_Set tasks_:
A - Condense the paragraph in the notes on random number generation that begins "The module-level pattern is thread-unsafe" into a short bulleted list that keeps its main facts.
B - Extract from the notes on random number generation the passage that begins at the words "Otherwise, a confidence-interval" and stops after "is actually solving.", copying it word for word.

_Selected text_:
>>
This is the single most common source of bugs in user-authored
``average_scenario_creator`` functions. Please read this section before
writing your own.

**Use a local RNG per call, not a module-level global.**
The ``farmer`` example deliberately avoids the
``farmerstream = np.random.RandomState()`` module-level pattern and
instead does:

.. code-block:: python

   def _scenario_data(scenario_name, ..., seedoffset=0):
       scennum = sputils.extract_num(scenario_name)
       rng = np.random.RandomState(scennum + seedoffset)   # local, fresh
       ...

The module-level pattern is thread-unsafe: two threads calling the
same function race on ``.seed()`` and ``.rand()`` and produce garbage.
With a local RNG, ``average_scenario_creator`` can safely be
parallelized later (e.g. via ``concurrent.futures.ThreadPoolExecutor``).
The on-disk results are byte-for-byte identical to the shared-stream
pattern for a given ``(scennum, seedoffset)``.

**Draw order must be deterministic and explicit.**
Do not rely on Pyomo's component-build order to sequence your random
draws. Build the data dict in a plain Python loop first; then hand
that dict to ``_build_model``. The underscore-helper pattern does
this automatically.

**``seedoffset`` must be threaded through both creators.**
If your module already accepts ``seedoffset`` in
``scenario_creator`` (as the confidence-interval code expects), make
sure ``average_scenario_creator`` accepts and forwards it too.
Otherwise, a confidence-interval run with a non-zero ``seedoffset``
would get a Jensen bound computed from a scenario set that does not
match the one the run is actually solving.
<<
_Provided material_:
>>
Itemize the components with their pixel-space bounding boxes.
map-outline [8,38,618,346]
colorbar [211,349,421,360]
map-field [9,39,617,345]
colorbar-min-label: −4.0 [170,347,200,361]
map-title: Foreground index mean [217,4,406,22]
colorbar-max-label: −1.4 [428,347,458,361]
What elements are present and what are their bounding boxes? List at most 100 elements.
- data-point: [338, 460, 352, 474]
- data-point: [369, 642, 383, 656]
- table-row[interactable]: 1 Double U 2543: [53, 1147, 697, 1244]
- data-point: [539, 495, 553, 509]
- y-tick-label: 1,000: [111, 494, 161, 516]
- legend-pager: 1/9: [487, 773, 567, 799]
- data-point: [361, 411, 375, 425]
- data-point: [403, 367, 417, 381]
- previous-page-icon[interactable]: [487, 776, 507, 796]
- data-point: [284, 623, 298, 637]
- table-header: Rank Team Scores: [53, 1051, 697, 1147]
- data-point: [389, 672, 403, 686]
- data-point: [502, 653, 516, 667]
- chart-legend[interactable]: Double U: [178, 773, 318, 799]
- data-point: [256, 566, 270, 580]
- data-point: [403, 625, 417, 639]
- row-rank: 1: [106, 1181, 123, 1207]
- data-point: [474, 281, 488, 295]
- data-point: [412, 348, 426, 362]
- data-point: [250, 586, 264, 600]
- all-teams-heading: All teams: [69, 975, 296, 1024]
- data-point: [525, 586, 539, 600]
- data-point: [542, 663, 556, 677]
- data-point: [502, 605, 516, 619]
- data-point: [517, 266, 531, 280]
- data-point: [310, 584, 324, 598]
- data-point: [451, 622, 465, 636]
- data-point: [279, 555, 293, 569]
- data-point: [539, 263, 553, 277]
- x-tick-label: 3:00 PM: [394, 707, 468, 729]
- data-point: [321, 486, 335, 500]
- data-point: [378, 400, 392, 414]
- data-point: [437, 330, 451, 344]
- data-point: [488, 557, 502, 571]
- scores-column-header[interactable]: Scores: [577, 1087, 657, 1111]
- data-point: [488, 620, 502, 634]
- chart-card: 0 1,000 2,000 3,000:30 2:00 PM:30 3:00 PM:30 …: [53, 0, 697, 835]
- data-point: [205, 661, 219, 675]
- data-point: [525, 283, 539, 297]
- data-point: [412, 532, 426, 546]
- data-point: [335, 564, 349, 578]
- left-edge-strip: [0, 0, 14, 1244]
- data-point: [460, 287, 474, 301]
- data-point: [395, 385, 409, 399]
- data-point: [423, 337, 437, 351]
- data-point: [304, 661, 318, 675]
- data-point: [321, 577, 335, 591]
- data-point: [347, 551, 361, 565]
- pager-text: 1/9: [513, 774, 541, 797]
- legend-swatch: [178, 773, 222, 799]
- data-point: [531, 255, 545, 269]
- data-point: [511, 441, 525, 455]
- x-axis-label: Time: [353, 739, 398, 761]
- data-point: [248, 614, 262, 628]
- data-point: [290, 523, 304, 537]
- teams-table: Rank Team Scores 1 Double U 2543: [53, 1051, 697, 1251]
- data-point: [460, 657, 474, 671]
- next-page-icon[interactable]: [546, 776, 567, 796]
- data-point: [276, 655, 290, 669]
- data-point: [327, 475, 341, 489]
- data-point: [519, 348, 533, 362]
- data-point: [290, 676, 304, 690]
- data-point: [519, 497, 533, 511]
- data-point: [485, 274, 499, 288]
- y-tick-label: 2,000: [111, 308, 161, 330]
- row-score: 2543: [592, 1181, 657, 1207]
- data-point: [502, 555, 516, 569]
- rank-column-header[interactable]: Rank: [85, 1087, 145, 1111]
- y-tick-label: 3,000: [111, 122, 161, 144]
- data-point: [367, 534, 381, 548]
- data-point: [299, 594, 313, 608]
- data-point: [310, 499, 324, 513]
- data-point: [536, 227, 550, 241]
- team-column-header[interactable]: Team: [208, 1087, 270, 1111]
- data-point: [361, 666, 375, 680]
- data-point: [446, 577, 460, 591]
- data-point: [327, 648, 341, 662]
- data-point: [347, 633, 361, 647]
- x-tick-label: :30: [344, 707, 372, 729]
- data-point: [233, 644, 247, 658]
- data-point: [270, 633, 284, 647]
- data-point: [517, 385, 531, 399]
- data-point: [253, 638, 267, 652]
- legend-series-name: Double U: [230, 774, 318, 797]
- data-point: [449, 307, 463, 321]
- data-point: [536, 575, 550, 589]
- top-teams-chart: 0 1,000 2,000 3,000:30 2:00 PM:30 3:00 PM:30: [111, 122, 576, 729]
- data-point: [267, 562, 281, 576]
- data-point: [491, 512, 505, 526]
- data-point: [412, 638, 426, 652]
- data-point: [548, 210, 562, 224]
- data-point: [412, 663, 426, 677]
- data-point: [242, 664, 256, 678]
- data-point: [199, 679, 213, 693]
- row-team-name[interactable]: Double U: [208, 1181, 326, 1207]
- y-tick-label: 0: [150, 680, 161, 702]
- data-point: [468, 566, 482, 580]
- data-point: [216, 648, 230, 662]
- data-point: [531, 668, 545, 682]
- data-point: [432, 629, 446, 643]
<<
_Exercise answers_:
A -
- The module-level RNG pattern is thread-unsafe: two threads calling the same function race on `.seed()` and `.rand()` and produce garbage.
- A local RNG lets `average_scenario_creator` be safely parallelized later, for example with `concurrent.futures.ThreadPoolExecutor`.
- For a given `(scennum, seedoffset)`, the on-disk results are byte-for-byte identical to those of the shared-stream pattern.

B -
Otherwise, a confidence-interval run with a non-zero ``seedoffset``
would get a Jensen bound computed from a scenario set that does not
match the one the run is actually solving.